-- Start SELECTED TEXT --

This is especially clear in cases of moha: It’s hard to imagine effectively treating moha without engaging in “dynamic interactions between the brain, body and both the physical and social environments.” At least one would have to engage in thought experiments based on mental simulations of past such interactions.
And in cases of rāga, for example addictions, an important part of treatment is changing the environment. As psychologist John C. Norcross put it: “We routinely underestimate the power of our environment to shape our behavior. That’s been the key lesson of social psychology over the past 50 years.” In many cases the brain, body, and elements of the environment can be considered an integrated system.
If we were to take all of the above into account, premise 2 in your list of Disengaged Buddhist premises would be too simplistic. I suspect Engaged Buddhist Thich Nhat Hanh would agree, as his emphasis on interbeing seems congruent with 4E cognition. Of course, Thich Nhat Hanh was an innovator, so we could expect some divergence between his ideas and practices and those of hundreds or thousands of years ago. Thich Nhat Hanh even challenged premise 1 above to some degree: “To say, ‘Life is suffering’, is too general. To say that craving is the cause of all our suffering is too simplistic. We need to say, ‘The basis for this suffering is such and such an affliction’, and then call it by its true name” (The Heart of the Buddha’s Teaching, Berkeley: Parallax Press, 1998).

-- End SELECTED TEXT --
-- Start DATA EXCERPT --

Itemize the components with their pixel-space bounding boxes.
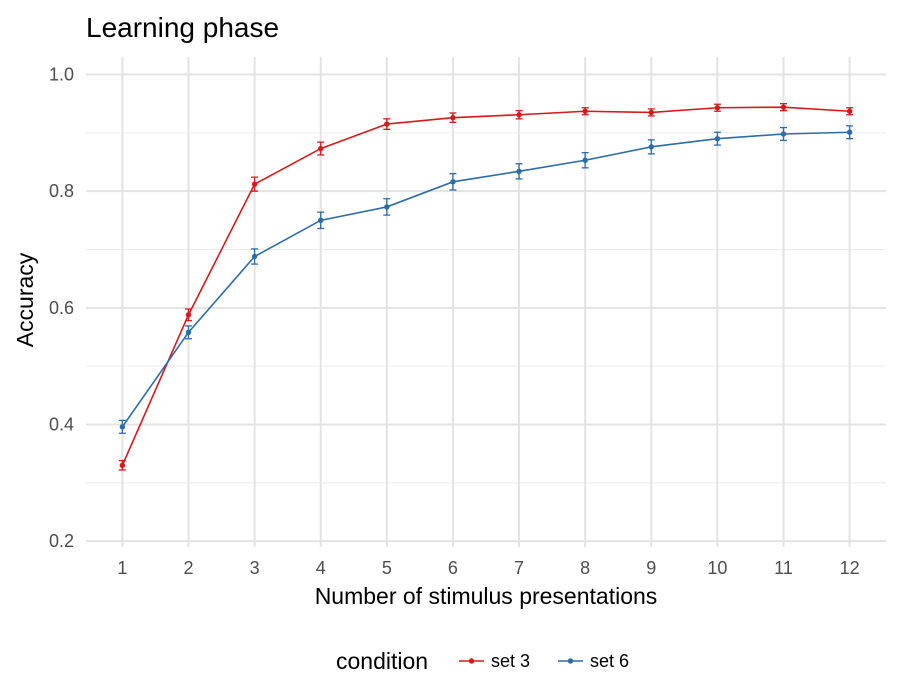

-- End DATA EXCERPT --

PROBLEM SET
1. From the passage on Buddhism and cognition, repeat word for word the part that opens with "And in cases" and closes with "an integrated system.".
2. Answer these questions from the passage on Buddhism and cognition:
(a) What example of rāga does the passage give?
(b) According to the quotation from John C. Norcross, what is the key lesson of social psychology over the past 50 years?
(c) Which book is cited as the source of the Thich Nhat Hanh quotation?

EXERCISE ANSWERS
1.
And in cases of rāga, for example addictions, an important part of treatment is changing the environment. As psychologist John C. Norcross put it: “We routinely underestimate the power of our environment to shape our behavior. That’s been the key lesson of social psychology over the past 50 years.” In many cases the brain, body, and elements of the environment can be considered an integrated system.

2.
(a) Addictions.
(b) "We routinely underestimate the power of our environment to shape our behavior."
(c) The Heart of the Buddha's Teaching (Berkeley: Parallax Press, 1998).